**TASK DETAILS**
Restate every line of the material, word for word.

**EXERCISE INPUTS**
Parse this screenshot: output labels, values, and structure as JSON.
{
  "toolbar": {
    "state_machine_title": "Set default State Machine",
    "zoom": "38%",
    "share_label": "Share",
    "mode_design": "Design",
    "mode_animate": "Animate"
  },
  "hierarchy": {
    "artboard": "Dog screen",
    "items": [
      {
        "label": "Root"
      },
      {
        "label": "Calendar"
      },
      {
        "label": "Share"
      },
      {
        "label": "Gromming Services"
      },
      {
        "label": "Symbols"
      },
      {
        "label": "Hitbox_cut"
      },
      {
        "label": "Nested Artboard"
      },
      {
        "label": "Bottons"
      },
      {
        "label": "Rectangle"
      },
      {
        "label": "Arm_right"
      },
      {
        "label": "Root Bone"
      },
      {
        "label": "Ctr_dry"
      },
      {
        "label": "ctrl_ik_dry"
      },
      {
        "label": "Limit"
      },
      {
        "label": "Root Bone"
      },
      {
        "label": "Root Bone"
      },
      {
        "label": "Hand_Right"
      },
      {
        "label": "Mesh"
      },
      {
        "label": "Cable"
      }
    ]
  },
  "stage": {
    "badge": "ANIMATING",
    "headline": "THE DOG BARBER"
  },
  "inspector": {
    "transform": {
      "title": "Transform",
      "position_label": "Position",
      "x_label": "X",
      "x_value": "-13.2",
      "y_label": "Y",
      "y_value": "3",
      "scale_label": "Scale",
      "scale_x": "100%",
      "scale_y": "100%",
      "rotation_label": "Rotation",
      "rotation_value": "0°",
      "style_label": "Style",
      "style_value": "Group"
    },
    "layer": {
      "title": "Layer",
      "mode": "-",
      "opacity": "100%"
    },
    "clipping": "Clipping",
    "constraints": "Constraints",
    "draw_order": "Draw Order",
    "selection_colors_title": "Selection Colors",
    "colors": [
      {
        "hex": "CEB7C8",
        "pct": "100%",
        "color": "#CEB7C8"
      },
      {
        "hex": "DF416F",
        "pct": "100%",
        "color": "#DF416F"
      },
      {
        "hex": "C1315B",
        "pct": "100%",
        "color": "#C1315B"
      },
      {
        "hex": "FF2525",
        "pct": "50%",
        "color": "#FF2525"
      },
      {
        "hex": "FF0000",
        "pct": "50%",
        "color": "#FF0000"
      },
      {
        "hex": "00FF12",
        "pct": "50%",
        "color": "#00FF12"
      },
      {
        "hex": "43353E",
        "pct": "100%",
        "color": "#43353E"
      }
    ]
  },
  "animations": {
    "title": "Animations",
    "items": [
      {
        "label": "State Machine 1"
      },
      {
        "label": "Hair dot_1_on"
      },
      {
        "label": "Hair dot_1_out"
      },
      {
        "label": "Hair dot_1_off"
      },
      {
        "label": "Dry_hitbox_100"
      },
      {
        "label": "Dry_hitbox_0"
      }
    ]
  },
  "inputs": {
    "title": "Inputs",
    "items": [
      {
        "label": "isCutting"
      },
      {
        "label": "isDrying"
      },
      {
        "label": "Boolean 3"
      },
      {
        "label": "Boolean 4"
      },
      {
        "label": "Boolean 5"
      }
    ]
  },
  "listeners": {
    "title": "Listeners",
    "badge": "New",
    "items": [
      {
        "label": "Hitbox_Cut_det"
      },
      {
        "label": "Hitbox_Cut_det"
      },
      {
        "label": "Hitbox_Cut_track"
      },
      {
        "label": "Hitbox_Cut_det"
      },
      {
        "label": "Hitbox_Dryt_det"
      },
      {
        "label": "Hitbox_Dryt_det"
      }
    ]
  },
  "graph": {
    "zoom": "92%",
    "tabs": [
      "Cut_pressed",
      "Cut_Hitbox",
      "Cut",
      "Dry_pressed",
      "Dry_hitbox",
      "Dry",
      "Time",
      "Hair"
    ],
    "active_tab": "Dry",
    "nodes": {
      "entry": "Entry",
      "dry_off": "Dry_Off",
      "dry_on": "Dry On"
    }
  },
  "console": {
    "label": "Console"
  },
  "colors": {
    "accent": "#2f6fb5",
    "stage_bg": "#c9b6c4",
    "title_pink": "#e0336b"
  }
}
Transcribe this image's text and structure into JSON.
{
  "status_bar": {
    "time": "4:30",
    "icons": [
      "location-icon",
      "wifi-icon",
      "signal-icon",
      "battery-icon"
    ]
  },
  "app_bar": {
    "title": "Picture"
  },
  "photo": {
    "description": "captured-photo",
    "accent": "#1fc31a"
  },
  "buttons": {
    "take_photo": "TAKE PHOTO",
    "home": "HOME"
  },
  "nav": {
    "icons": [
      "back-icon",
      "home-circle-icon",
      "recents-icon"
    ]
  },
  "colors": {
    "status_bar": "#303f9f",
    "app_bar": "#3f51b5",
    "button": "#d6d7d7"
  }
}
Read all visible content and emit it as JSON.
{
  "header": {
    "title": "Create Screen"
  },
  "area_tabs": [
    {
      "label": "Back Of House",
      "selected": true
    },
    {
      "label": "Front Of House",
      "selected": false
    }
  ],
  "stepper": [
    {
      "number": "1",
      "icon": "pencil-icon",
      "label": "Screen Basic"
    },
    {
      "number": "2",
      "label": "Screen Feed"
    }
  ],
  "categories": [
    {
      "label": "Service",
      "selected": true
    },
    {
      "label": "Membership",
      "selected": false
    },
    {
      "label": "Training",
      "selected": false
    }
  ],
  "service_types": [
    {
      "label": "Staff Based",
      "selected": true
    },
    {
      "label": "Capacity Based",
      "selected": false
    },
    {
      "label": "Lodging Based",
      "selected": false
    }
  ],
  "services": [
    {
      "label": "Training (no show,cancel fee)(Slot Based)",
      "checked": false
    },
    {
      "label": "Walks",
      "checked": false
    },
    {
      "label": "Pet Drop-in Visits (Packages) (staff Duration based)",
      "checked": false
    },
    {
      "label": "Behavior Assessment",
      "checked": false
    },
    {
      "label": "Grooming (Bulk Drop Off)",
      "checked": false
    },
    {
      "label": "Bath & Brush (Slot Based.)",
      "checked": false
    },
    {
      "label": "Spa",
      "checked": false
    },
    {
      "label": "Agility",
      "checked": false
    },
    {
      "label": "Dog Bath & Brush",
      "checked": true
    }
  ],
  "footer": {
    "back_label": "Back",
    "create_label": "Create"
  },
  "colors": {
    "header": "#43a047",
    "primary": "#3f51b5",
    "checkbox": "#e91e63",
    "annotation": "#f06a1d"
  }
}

**REPLY TO THE EXERCISE**
Parse this screenshot: output labels, values, and structure as JSON.
{
  "toolbar": {
    "state_machine_title": "Set default State Machine",
    "zoom": "38%",
    "share_label": "Share",
    "mode_design": "Design",
    "mode_animate": "Animate"
  },
  "hierarchy": {
    "artboard": "Dog screen",
    "items": [
      {
        "label": "Root"
      },
      {
        "label": "Calendar"
      },
      {
        "label": "Share"
      },
      {
        "label": "Gromming Services"
      },
      {
        "label": "Symbols"
      },
      {
        "label": "Hitbox_cut"
      },
      {
        "label": "Nested Artboard"
      },
      {
        "label": "Bottons"
      },
      {
        "label": "Rectangle"
      },
      {
        "label": "Arm_right"
      },
      {
        "label": "Root Bone"
      },
      {
        "label": "Ctr_dry"
      },
      {
        "label": "ctrl_ik_dry"
      },
      {
        "label": "Limit"
      },
      {
        "label": "Root Bone"
      },
      {
        "label": "Root Bone"
      },
      {
        "label": "Hand_Right"
      },
      {
        "label": "Mesh"
      },
      {
        "label": "Cable"
      }
    ]
  },
  "stage": {
    "badge": "ANIMATING",
    "headline": "THE DOG BARBER"
  },
  "inspector": {
    "transform": {
      "title": "Transform",
      "position_label": "Position",
      "x_label": "X",
      "x_value": "-13.2",
      "y_label": "Y",
      "y_value": "3",
      "scale_label": "Scale",
      "scale_x": "100%",
      "scale_y": "100%",
      "rotation_label": "Rotation",
      "rotation_value": "0°",
      "style_label": "Style",
      "style_value": "Group"
    },
    "layer": {
      "title": "Layer",
      "mode": "-",
      "opacity": "100%"
    },
    "clipping": "Clipping",
    "constraints": "Constraints",
    "draw_order": "Draw Order",
    "selection_colors_title": "Selection Colors",
    "colors": [
      {
        "hex": "CEB7C8",
        "pct": "100%",
        "color": "#CEB7C8"
      },
      {
        "hex": "DF416F",
        "pct": "100%",
        "color": "#DF416F"
      },
      {
        "hex": "C1315B",
        "pct": "100%",
        "color": "#C1315B"
      },
      {
        "hex": "FF2525",
        "pct": "50%",
        "color": "#FF2525"
      },
      {
        "hex": "FF0000",
        "pct": "50%",
        "color": "#FF0000"
      },
      {
        "hex": "00FF12",
        "pct": "50%",
        "color": "#00FF12"
      },
      {
        "hex": "43353E",
        "pct": "100%",
        "color": "#43353E"
      }
    ]
  },
  "animations": {
    "title": "Animations",
    "items": [
      {
        "label": "State Machine 1"
      },
      {
        "label": "Hair dot_1_on"
      },
      {
        "label": "Hair dot_1_out"
      },
      {
        "label": "Hair dot_1_off"
      },
      {
        "label": "Dry_hitbox_100"
      },
      {
        "label": "Dry_hitbox_0"
      }
    ]
  },
  "inputs": {
    "title": "Inputs",
    "items": [
      {
        "label": "isCutting"
      },
      {
        "label": "isDrying"
      },
      {
        "label": "Boolean 3"
      },
      {
        "label": "Boolean 4"
      },
      {
        "label": "Boolean 5"
      }
    ]
  },
  "listeners": {
    "title": "Listeners",
    "badge": "New",
    "items": [
      {
        "label": "Hitbox_Cut_det"
      },
      {
        "label": "Hitbox_Cut_det"
      },
      {
        "label": "Hitbox_Cut_track"
      },
      {
        "label": "Hitbox_Cut_det"
      },
      {
        "label": "Hitbox_Dryt_det"
      },
      {
        "label": "Hitbox_Dryt_det"
      }
    ]
  },
  "graph": {
    "zoom": "92%",
    "tabs": [
      "Cut_pressed",
      "Cut_Hitbox",
      "Cut",
      "Dry_pressed",
      "Dry_hitbox",
      "Dry",
      "Time",
      "Hair"
    ],
    "active_tab": "Dry",
    "nodes": {
      "entry": "Entry",
      "dry_off": "Dry_Off",
      "dry_on": "Dry On"
    }
  },
  "console": {
    "label": "Console"
  },
  "colors": {
    "accent": "#2f6fb5",
    "stage_bg": "#c9b6c4",
    "title_pink": "#e0336b"
  }
}
Transcribe this image's text and structure into JSON.
{
  "status_bar": {
    "time": "4:30",
    "icons": [
      "location-icon",
      "wifi-icon",
      "signal-icon",
      "battery-icon"
    ]
  },
  "app_bar": {
    "title": "Picture"
  },
  "photo": {
    "description": "captured-photo",
    "accent": "#1fc31a"
  },
  "buttons": {
    "take_photo": "TAKE PHOTO",
    "home": "HOME"
  },
  "nav": {
    "icons": [
      "back-icon",
      "home-circle-icon",
      "recents-icon"
    ]
  },
  "colors": {
    "status_bar": "#303f9f",
    "app_bar": "#3f51b5",
    "button": "#d6d7d7"
  }
}
Read all visible content and emit it as JSON.
{
  "header": {
    "title": "Create Screen"
  },
  "area_tabs": [
    {
      "label": "Back Of House",
      "selected": true
    },
    {
      "label": "Front Of House",
      "selected": false
    }
  ],
  "stepper": [
    {
      "number": "1",
      "icon": "pencil-icon",
      "label": "Screen Basic"
    },
    {
      "number": "2",
      "label": "Screen Feed"
    }
  ],
  "categories": [
    {
      "label": "Service",
      "selected": true
    },
    {
      "label": "Membership",
      "selected": false
    },
    {
      "label": "Training",
      "selected": false
    }
  ],
  "service_types": [
    {
      "label": "Staff Based",
      "selected": true
    },
    {
      "label": "Capacity Based",
      "selected": false
    },
    {
      "label": "Lodging Based",
      "selected": false
    }
  ],
  "services": [
    {
      "label": "Training (no show,cancel fee)(Slot Based)",
      "checked": false
    },
    {
      "label": "Walks",
      "checked": false
    },
    {
      "label": "Pet Drop-in Visits (Packages) (staff Duration based)",
      "checked": false
    },
    {
      "label": "Behavior Assessment",
      "checked": false
    },
    {
      "label": "Grooming (Bulk Drop Off)",
      "checked": false
    },
    {
      "label": "Bath & Brush (Slot Based.)",
      "checked": false
    },
    {
      "label": "Spa",
      "checked": false
    },
    {
      "label": "Agility",
      "checked": false
    },
    {
      "label": "Dog Bath & Brush",
      "checked": true
    }
  ],
  "footer": {
    "back_label": "Back",
    "create_label": "Create"
  },
  "colors": {
    "header": "#43a047",
    "primary": "#3f51b5",
    "checkbox": "#e91e63",
    "annotation": "#f06a1d"
  }
}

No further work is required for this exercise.